* **Source data**
* start *

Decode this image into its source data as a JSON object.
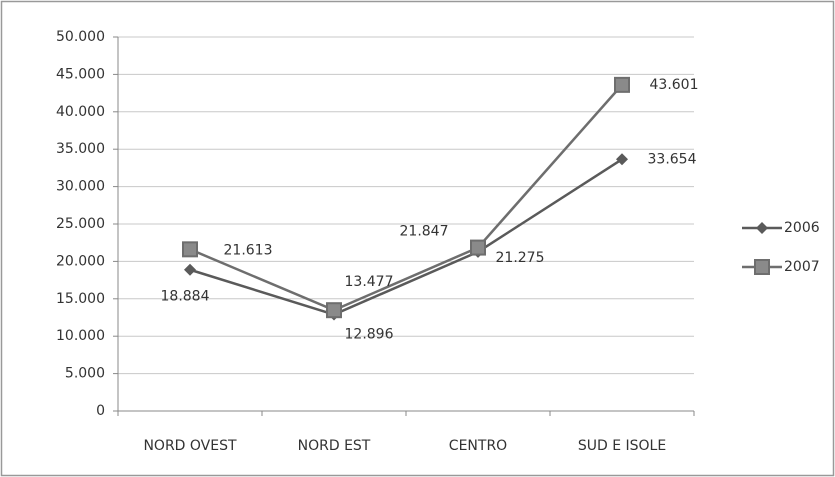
{
  "chart_data": {
    "type": "line",
    "categories": [
      "NORD OVEST",
      "NORD EST",
      "CENTRO",
      "SUD E ISOLE"
    ],
    "series": [
      {
        "name": "2006",
        "color": "#5a5a5a",
        "marker": "diamond",
        "values": [
          18884,
          12896,
          21275,
          33654
        ],
        "value_labels": [
          "18.884",
          "12.896",
          "21.275",
          "33.654"
        ]
      },
      {
        "name": "2007",
        "color": "#6e6e6e",
        "marker": "square",
        "values": [
          21613,
          13477,
          21847,
          43601
        ],
        "value_labels": [
          "21.613",
          "13.477",
          "21.847",
          "43.601"
        ]
      }
    ],
    "ylim": [
      0,
      50000
    ],
    "yticks": [
      {
        "value": 0,
        "label": "0"
      },
      {
        "value": 5000,
        "label": "5.000"
      },
      {
        "value": 10000,
        "label": "10.000"
      },
      {
        "value": 15000,
        "label": "15.000"
      },
      {
        "value": 20000,
        "label": "20.000"
      },
      {
        "value": 25000,
        "label": "25.000"
      },
      {
        "value": 30000,
        "label": "30.000"
      },
      {
        "value": 35000,
        "label": "35.000"
      },
      {
        "value": 40000,
        "label": "40.000"
      },
      {
        "value": 45000,
        "label": "45.000"
      },
      {
        "value": 50000,
        "label": "50.000"
      }
    ],
    "grid": true,
    "legend": "right"
  }
}
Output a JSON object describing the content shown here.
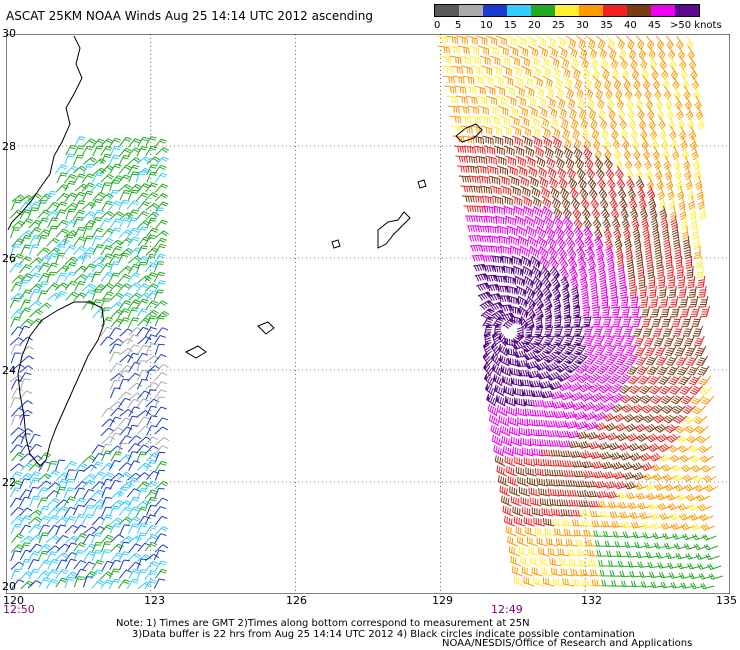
{
  "title": "ASCAT 25KM NOAA Winds Aug 25 14:14 UTC 2012 ascending",
  "legend": {
    "labels": [
      "0",
      "5",
      "10",
      "15",
      "20",
      "25",
      "30",
      "35",
      "40",
      "45",
      ">50 knots"
    ],
    "colors": [
      "#5a5a5a",
      "#aaaaaa",
      "#1a3ccf",
      "#33ccff",
      "#22aa22",
      "#ffee33",
      "#ff9900",
      "#ee2222",
      "#7a3c14",
      "#ee00ee",
      "#5a0a8a"
    ]
  },
  "map": {
    "lat_labels": [
      "30",
      "28",
      "26",
      "24",
      "22",
      "20"
    ],
    "lon_labels": [
      "120",
      "123",
      "126",
      "129",
      "132",
      "135"
    ],
    "pass_times": [
      "12:50",
      "12:49"
    ],
    "typhoon_center": {
      "lat": 24.7,
      "lon": 130.5
    },
    "gridlines": true,
    "land_outline": "black"
  },
  "notes": {
    "line1": "Note: 1) Times are GMT 2)Times along bottom correspond to measurement at 25N",
    "line2": "3)Data buffer is 22 hrs from Aug 25 14:14 UTC 2012 4) Black circles indicate possible contamination",
    "credit": "NOAA/NESDIS/Office of Research and Applications"
  }
}
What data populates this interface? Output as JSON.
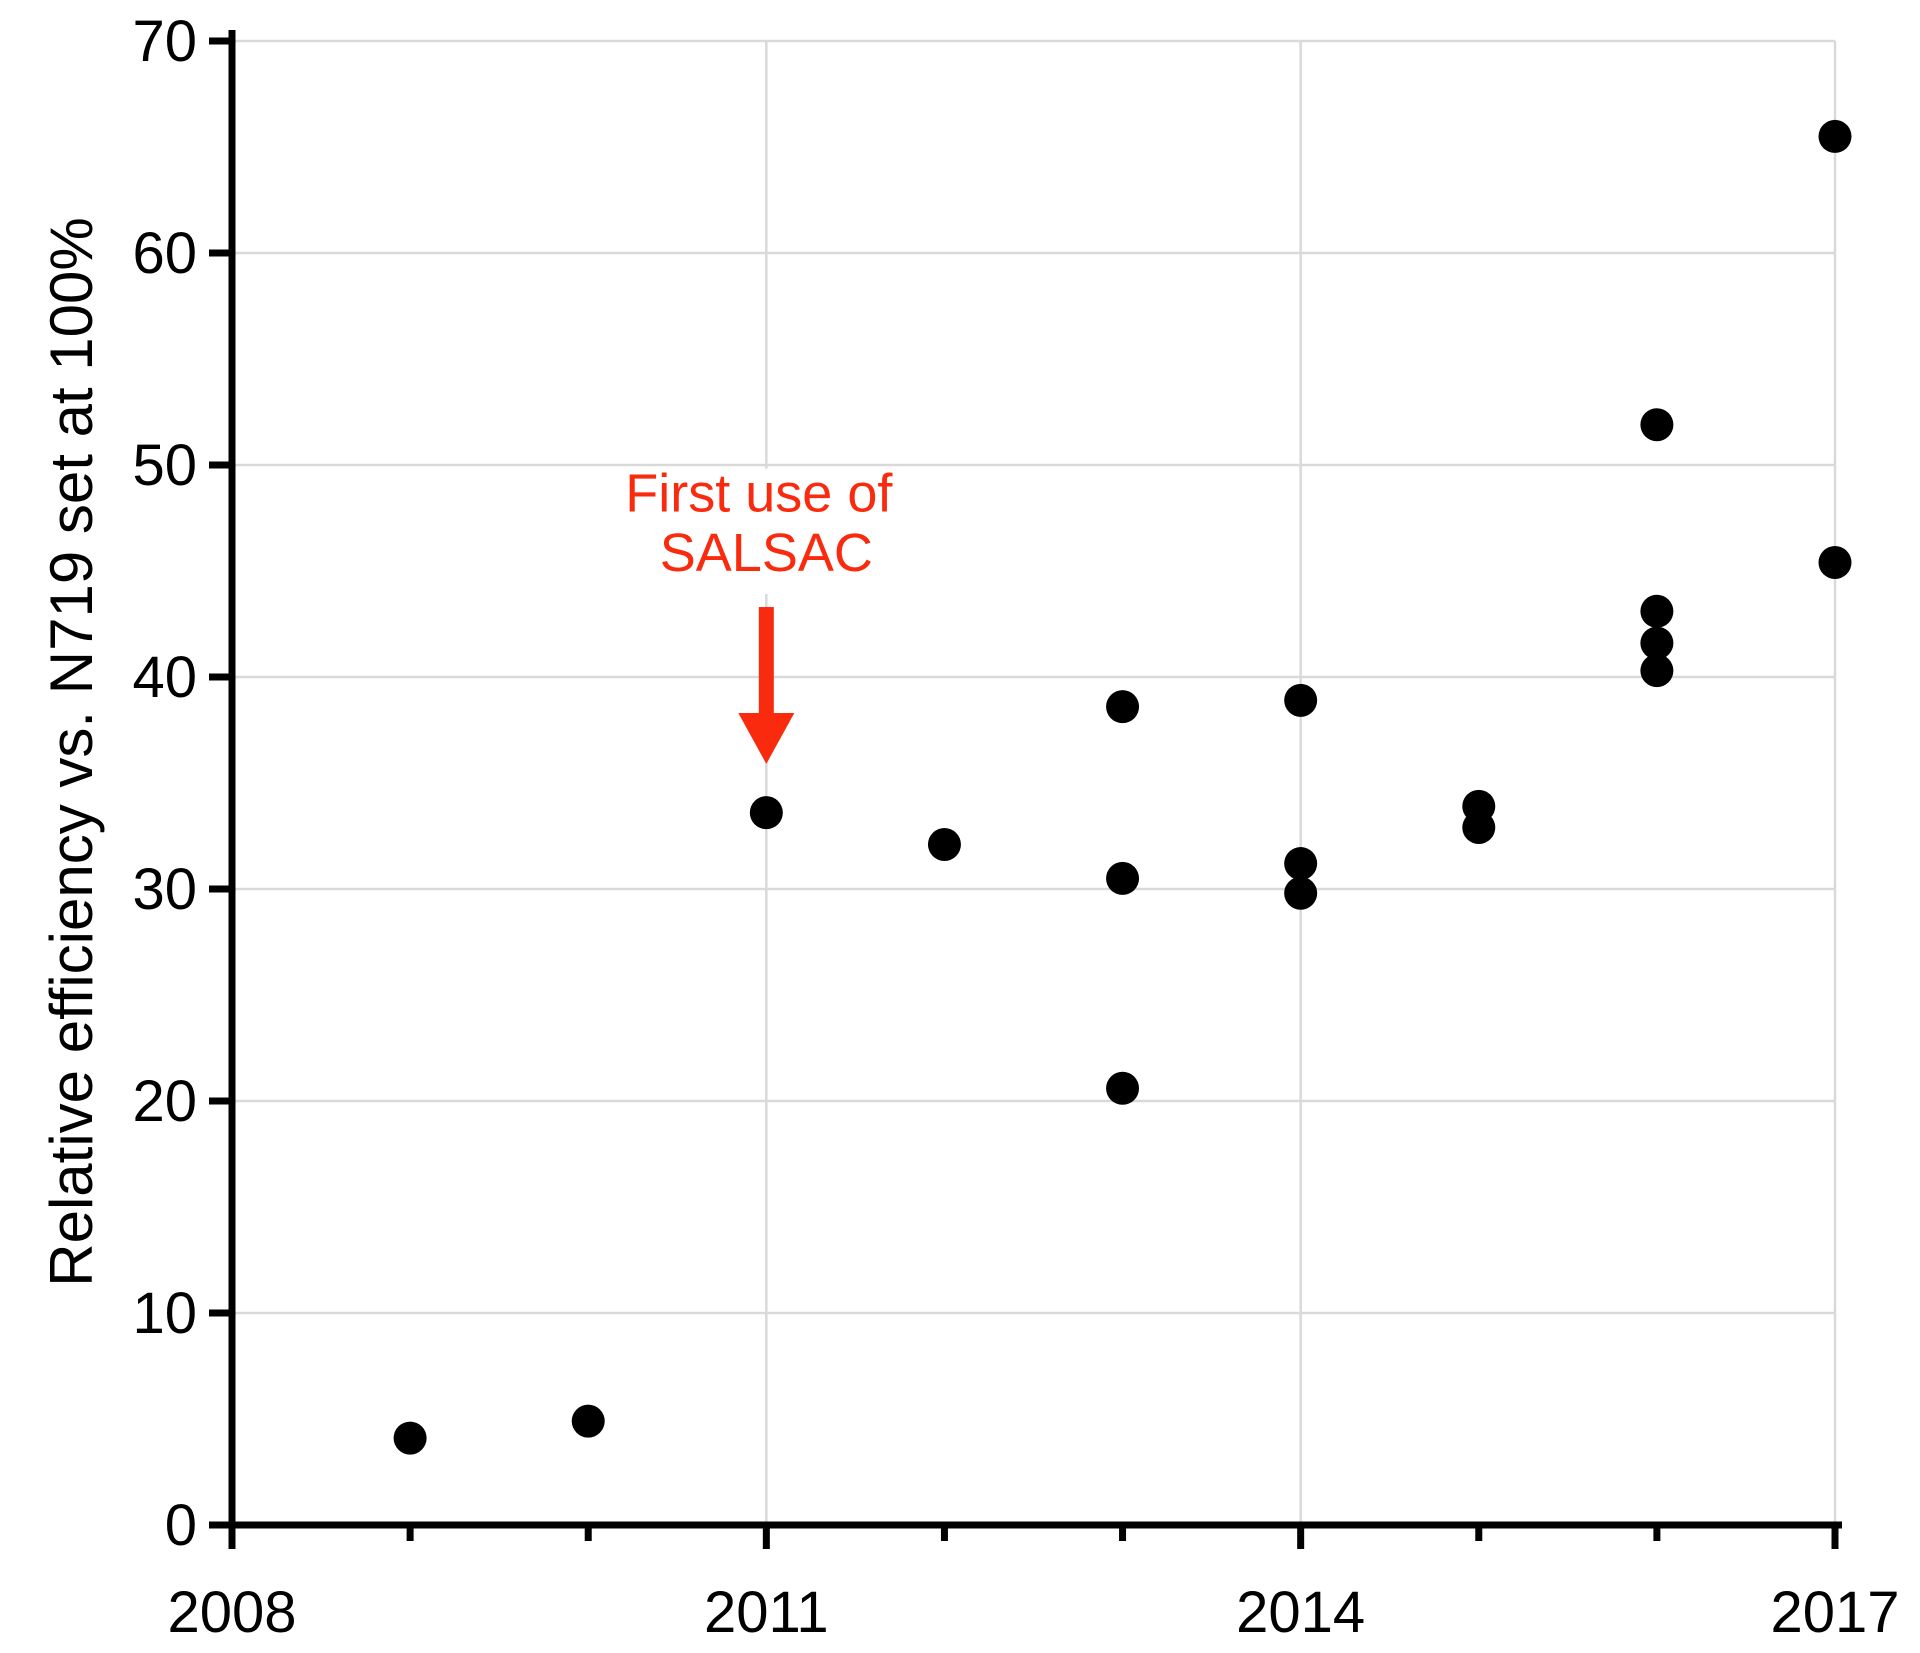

* end *

Copy all lines from the material that include "object".

Decode this image into its source data as a JSON object.
Output a JSON object describing the content shown here.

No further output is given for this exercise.